>>
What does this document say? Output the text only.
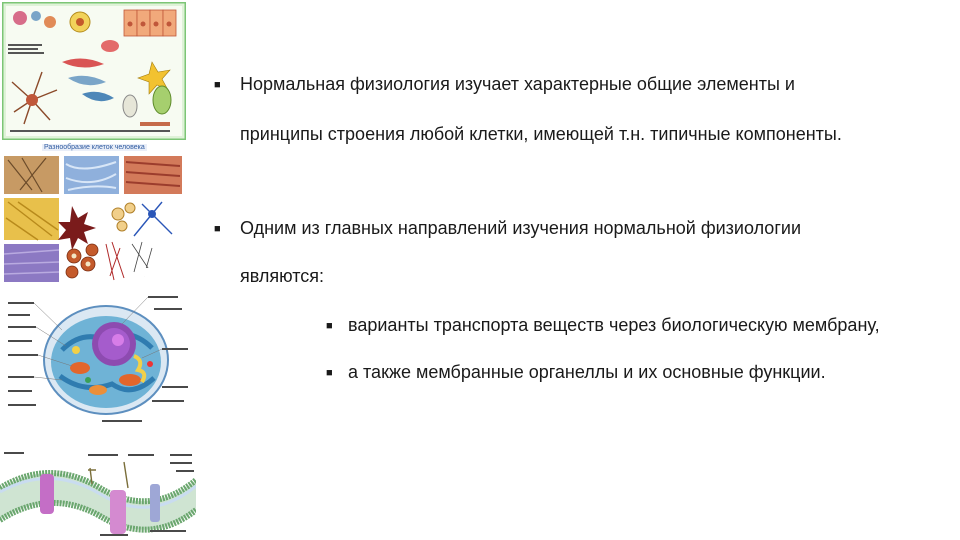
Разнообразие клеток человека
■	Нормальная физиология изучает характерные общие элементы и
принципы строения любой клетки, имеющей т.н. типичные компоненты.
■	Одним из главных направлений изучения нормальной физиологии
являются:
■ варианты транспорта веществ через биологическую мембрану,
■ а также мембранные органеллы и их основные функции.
<<
>>
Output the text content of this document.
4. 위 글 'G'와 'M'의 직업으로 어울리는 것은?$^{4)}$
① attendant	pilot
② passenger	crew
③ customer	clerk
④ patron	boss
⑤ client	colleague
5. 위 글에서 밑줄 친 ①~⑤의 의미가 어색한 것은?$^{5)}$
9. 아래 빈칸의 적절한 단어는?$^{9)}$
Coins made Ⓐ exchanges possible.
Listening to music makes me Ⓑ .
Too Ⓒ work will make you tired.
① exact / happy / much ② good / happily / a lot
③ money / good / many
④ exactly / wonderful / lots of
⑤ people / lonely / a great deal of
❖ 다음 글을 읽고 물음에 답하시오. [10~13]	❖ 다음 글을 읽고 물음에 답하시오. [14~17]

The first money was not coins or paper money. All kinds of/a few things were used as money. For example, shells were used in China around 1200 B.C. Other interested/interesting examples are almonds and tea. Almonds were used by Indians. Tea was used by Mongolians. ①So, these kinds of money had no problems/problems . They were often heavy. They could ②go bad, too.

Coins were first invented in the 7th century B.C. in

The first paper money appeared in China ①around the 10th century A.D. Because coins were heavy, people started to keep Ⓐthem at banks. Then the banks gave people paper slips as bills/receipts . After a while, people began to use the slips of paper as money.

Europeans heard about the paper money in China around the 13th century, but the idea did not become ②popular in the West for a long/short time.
<<
* EXERCISE OBJECTIVE:
Only a number is wanted: how many lines above include "money"?

* SOLUTION FOR THIS EXERCISE:
4